Description of the task: Your copy of the material below should match it exactly, except that it holds no pictures.
[Data supplied start]
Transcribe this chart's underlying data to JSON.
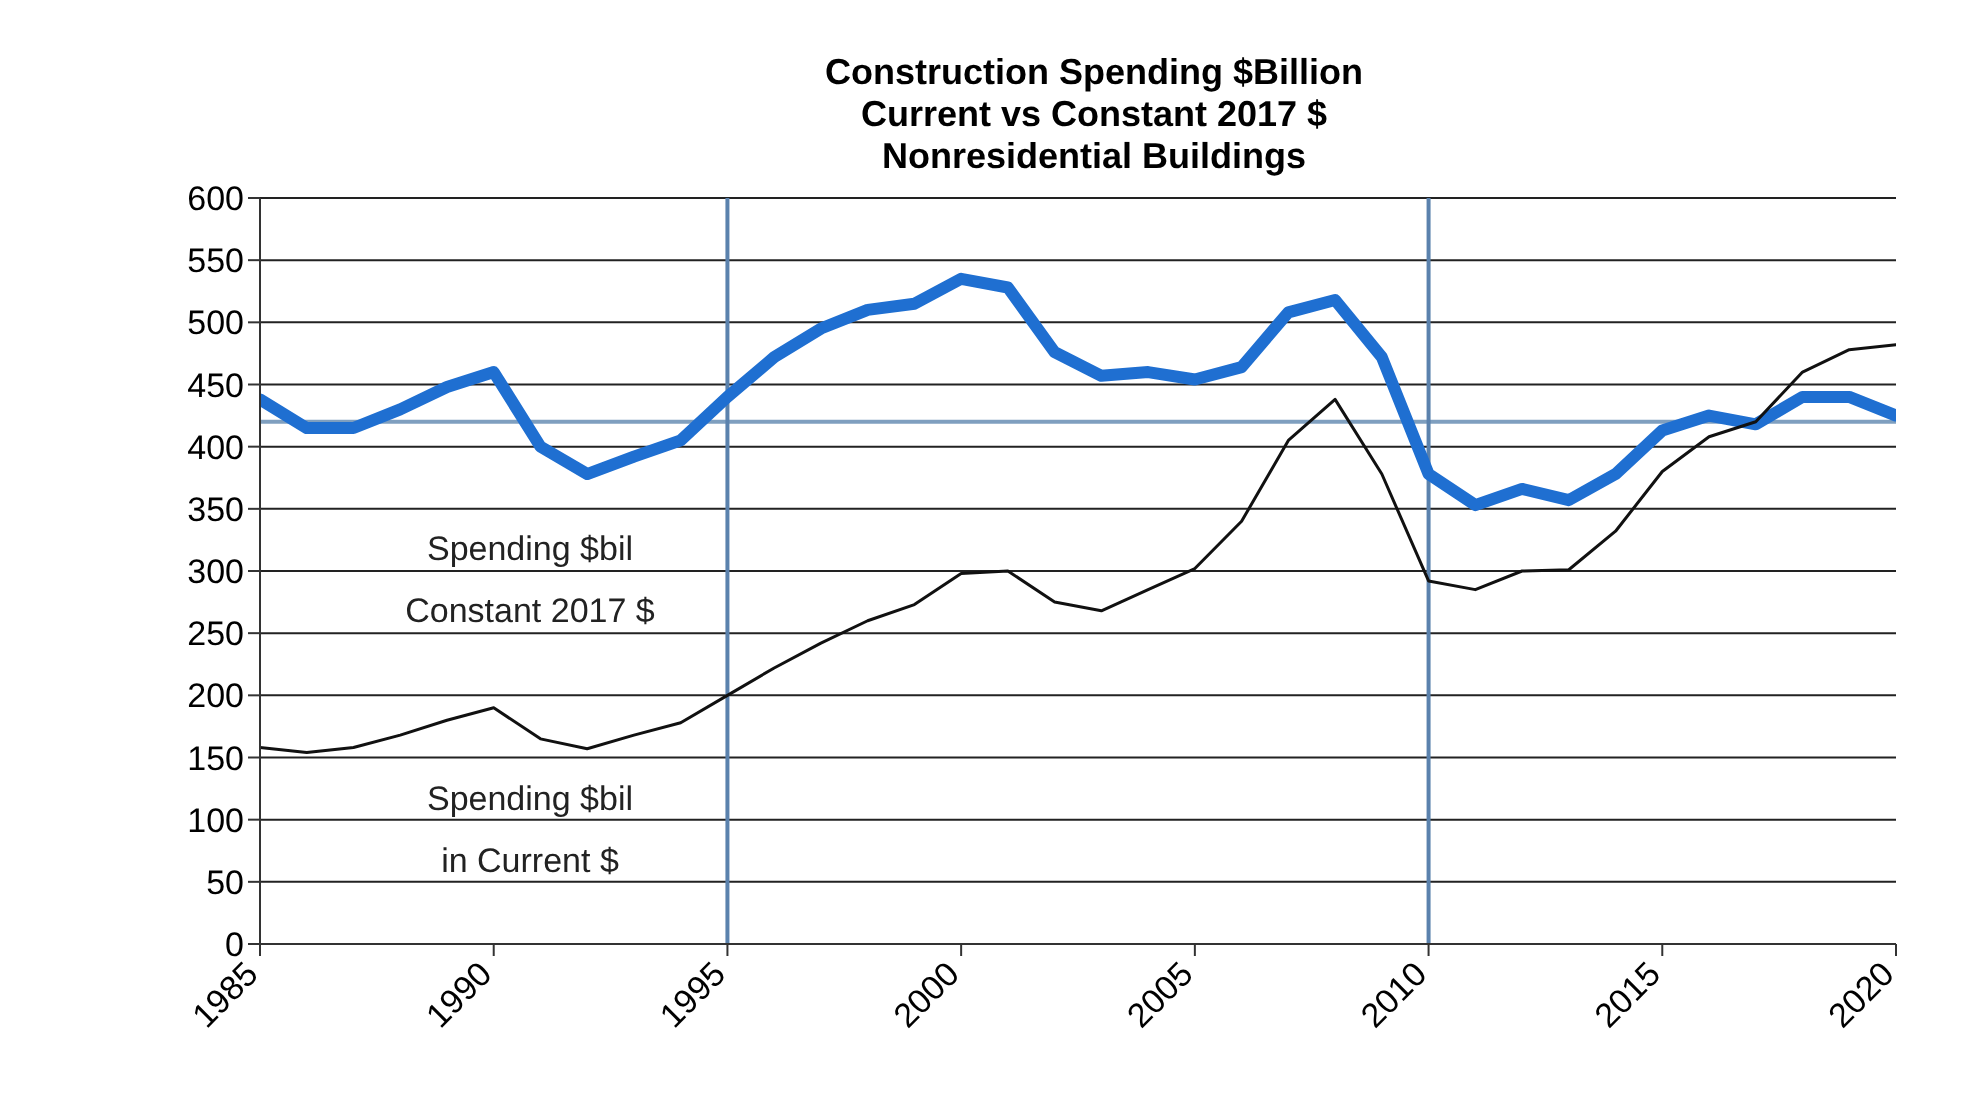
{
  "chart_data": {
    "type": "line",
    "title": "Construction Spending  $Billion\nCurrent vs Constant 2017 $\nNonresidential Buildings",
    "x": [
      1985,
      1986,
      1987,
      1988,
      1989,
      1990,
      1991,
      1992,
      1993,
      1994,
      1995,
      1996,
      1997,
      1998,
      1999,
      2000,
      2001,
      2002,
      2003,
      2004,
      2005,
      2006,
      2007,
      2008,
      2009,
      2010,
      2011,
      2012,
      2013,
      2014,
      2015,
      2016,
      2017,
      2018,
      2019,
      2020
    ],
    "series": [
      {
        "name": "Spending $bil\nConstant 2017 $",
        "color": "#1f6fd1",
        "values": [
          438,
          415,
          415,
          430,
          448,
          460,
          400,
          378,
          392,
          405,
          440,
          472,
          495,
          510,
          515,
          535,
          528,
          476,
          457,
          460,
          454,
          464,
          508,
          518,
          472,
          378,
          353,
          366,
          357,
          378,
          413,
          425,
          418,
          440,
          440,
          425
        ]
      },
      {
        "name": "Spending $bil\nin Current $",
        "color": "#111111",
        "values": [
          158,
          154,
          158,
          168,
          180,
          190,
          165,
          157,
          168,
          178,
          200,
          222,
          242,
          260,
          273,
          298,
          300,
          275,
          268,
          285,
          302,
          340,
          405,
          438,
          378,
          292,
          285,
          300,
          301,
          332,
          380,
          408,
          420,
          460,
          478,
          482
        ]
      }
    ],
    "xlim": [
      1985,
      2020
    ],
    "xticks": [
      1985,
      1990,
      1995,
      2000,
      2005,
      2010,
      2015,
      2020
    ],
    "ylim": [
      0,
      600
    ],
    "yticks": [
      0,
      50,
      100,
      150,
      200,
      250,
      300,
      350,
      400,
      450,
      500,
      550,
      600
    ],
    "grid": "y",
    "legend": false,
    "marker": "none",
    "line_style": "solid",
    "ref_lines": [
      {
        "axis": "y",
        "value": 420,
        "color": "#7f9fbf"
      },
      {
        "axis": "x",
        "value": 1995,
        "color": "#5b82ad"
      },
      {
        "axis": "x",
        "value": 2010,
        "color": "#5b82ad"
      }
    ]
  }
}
[Data supplied end]
Complete answer:
Transcribe this chart's underlying data to JSON.
{
  "chart_data": {
    "type": "line",
    "title": "Construction Spending  $Billion\nCurrent vs Constant 2017 $\nNonresidential Buildings",
    "x": [
      1985,
      1986,
      1987,
      1988,
      1989,
      1990,
      1991,
      1992,
      1993,
      1994,
      1995,
      1996,
      1997,
      1998,
      1999,
      2000,
      2001,
      2002,
      2003,
      2004,
      2005,
      2006,
      2007,
      2008,
      2009,
      2010,
      2011,
      2012,
      2013,
      2014,
      2015,
      2016,
      2017,
      2018,
      2019,
      2020
    ],
    "series": [
      {
        "name": "Spending $bil\nConstant 2017 $",
        "color": "#1f6fd1",
        "values": [
          438,
          415,
          415,
          430,
          448,
          460,
          400,
          378,
          392,
          405,
          440,
          472,
          495,
          510,
          515,
          535,
          528,
          476,
          457,
          460,
          454,
          464,
          508,
          518,
          472,
          378,
          353,
          366,
          357,
          378,
          413,
          425,
          418,
          440,
          440,
          425
        ]
      },
      {
        "name": "Spending $bil\nin Current $",
        "color": "#111111",
        "values": [
          158,
          154,
          158,
          168,
          180,
          190,
          165,
          157,
          168,
          178,
          200,
          222,
          242,
          260,
          273,
          298,
          300,
          275,
          268,
          285,
          302,
          340,
          405,
          438,
          378,
          292,
          285,
          300,
          301,
          332,
          380,
          408,
          420,
          460,
          478,
          482
        ]
      }
    ],
    "xlim": [
      1985,
      2020
    ],
    "xticks": [
      1985,
      1990,
      1995,
      2000,
      2005,
      2010,
      2015,
      2020
    ],
    "ylim": [
      0,
      600
    ],
    "yticks": [
      0,
      50,
      100,
      150,
      200,
      250,
      300,
      350,
      400,
      450,
      500,
      550,
      600
    ],
    "grid": "y",
    "legend": false,
    "marker": "none",
    "line_style": "solid",
    "ref_lines": [
      {
        "axis": "y",
        "value": 420,
        "color": "#7f9fbf"
      },
      {
        "axis": "x",
        "value": 1995,
        "color": "#5b82ad"
      },
      {
        "axis": "x",
        "value": 2010,
        "color": "#5b82ad"
      }
    ]
  }
}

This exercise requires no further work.